- RECORD EXTRACTS:
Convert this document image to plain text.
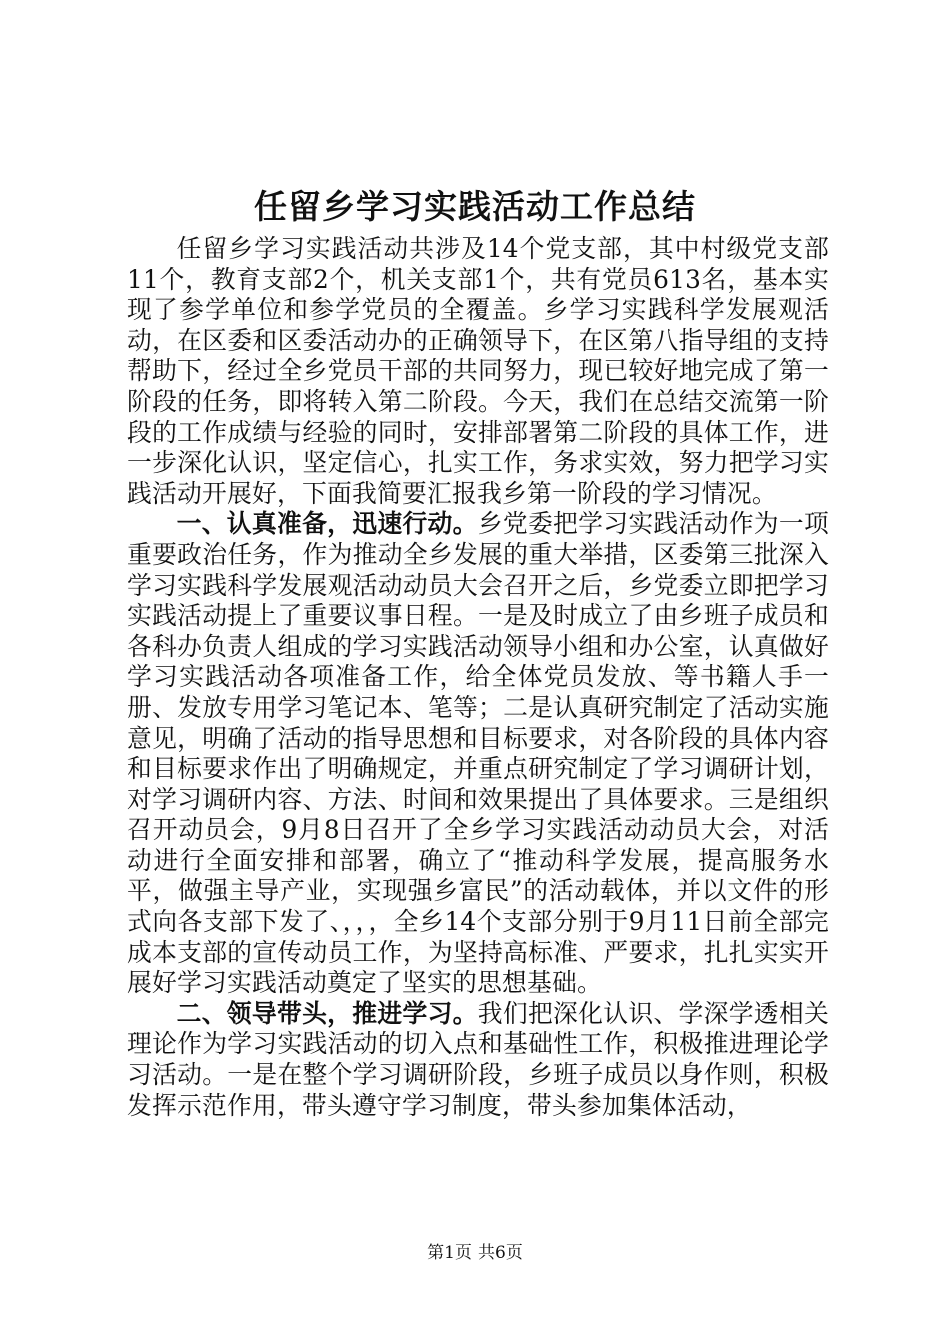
任留乡学习实践活动工作总结

任留乡学习实践活动共涉及14个党支部，其中村级党支部11个，教育支部2个，机关支部1个，共有党员613名，基本实现了参学单位和参学党员的全覆盖。乡学习实践科学发展观活动，在区委和区委活动办的正确领导下，在区第八指导组的支持帮助下，经过全乡党员干部的共同努力，现已较好地完成了第一阶段的任务，即将转入第二阶段。今天，我们在总结交流第一阶段的工作成绩与经验的同时，安排部署第二阶段的具体工作，进一步深化认识，坚定信心，扎实工作，务求实效，努力把学习实践活动开展好，下面我简要汇报我乡第一阶段的学习情况。

一、认真准备，迅速行动。乡党委把学习实践活动作为一项重要政治任务，作为推动全乡发展的重大举措，区委第三批深入学习实践科学发展观活动动员大会召开之后，乡党委立即把学习实践活动提上了重要议事日程。一是及时成立了由乡班子成员和各科办负责人组成的学习实践活动领导小组和办公室，认真做好学习实践活动各项准备工作，给全体党员发放、等书籍人手一册、发放专用学习笔记本、笔等；二是认真研究制定了活动实施意见，明确了活动的指导思想和目标要求，对各阶段的具体内容和目标要求作出了明确规定，并重点研究制定了学习调研计划，对学习调研内容、方法、时间和效果提出了具体要求。三是组织召开动员会，9月8日召开了全乡学习实践活动动员大会，对活动进行全面安排和部署，确立了“推动科学发展，提高服务水平，做强主导产业，实现强乡富民”的活动载体，并以文件的形式向各支部下发了、，，，全乡14个支部分别于9月11日前全部完成本支部的宣传动员工作，为坚持高标准、严要求，扎扎实实开展好学习实践活动奠定了坚实的思想基础。

二、领导带头，推进学习。我们把深化认识、学深学透相关理论作为学习实践活动的切入点和基础性工作，积极推进理论学习活动。一是在整个学习调研阶段，乡班子成员以身作则，积极发挥示范作用，带头遵守学习制度，带头参加集体活动，

第1页 共6页
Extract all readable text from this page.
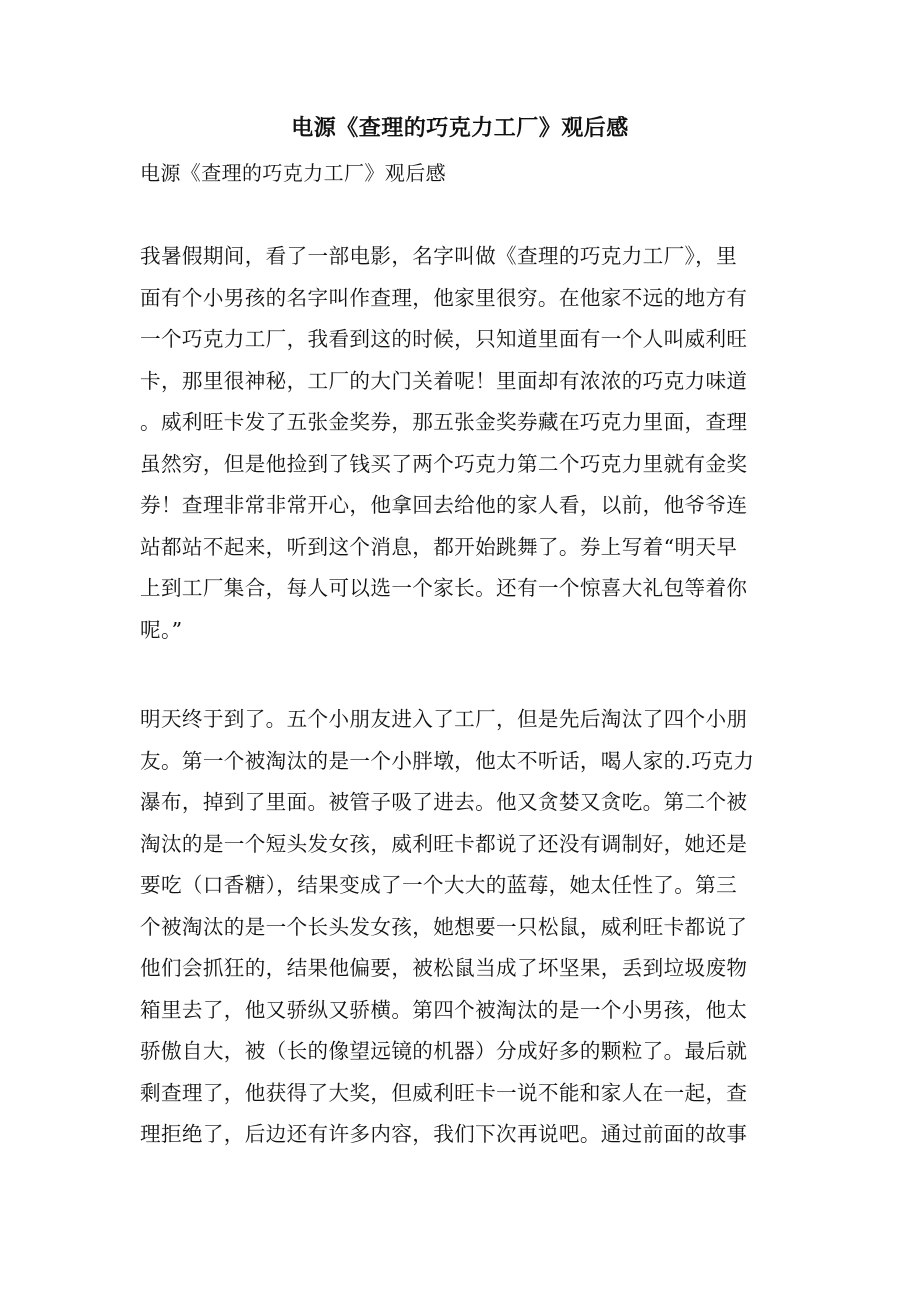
电源《查理的巧克力工厂》观后感
电源《查理的巧克力工厂》观后感
我暑假期间，看了一部电影，名字叫做《查理的巧克力工厂》，里
面有个小男孩的名字叫作查理，他家里很穷。在他家不远的地方有
一个巧克力工厂，我看到这的时候，只知道里面有一个人叫威利旺
卡，那里很神秘，工厂的大门关着呢！里面却有浓浓的巧克力味道
。威利旺卡发了五张金奖券，那五张金奖券藏在巧克力里面，查理
虽然穷，但是他捡到了钱买了两个巧克力第二个巧克力里就有金奖
券！查理非常非常开心，他拿回去给他的家人看，以前，他爷爷连
站都站不起来，听到这个消息，都开始跳舞了。券上写着“明天早
上到工厂集合，每人可以选一个家长。还有一个惊喜大礼包等着你
呢。”
明天终于到了。五个小朋友进入了工厂，但是先后淘汰了四个小朋
友。第一个被淘汰的是一个小胖墩，他太不听话，喝人家的.巧克力
瀑布，掉到了里面。被管子吸了进去。他又贪婪又贪吃。第二个被
淘汰的是一个短头发女孩，威利旺卡都说了还没有调制好，她还是
要吃（口香糖），结果变成了一个大大的蓝莓，她太任性了。第三
个被淘汰的是一个长头发女孩，她想要一只松鼠，威利旺卡都说了
他们会抓狂的，结果他偏要，被松鼠当成了坏坚果，丢到垃圾废物
箱里去了，他又骄纵又骄横。第四个被淘汰的是一个小男孩，他太
骄傲自大，被（长的像望远镜的机器）分成好多的颗粒了。最后就
剩查理了，他获得了大奖，但威利旺卡一说不能和家人在一起，查
理拒绝了，后边还有许多内容，我们下次再说吧。通过前面的故事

- PROBLEM DESCRIPTION: Lines of the material that contain the word "this" are to be gathered.

- FINISHED EXERCISE:
Convert this document image to plain text.
Extract all readable text from this page.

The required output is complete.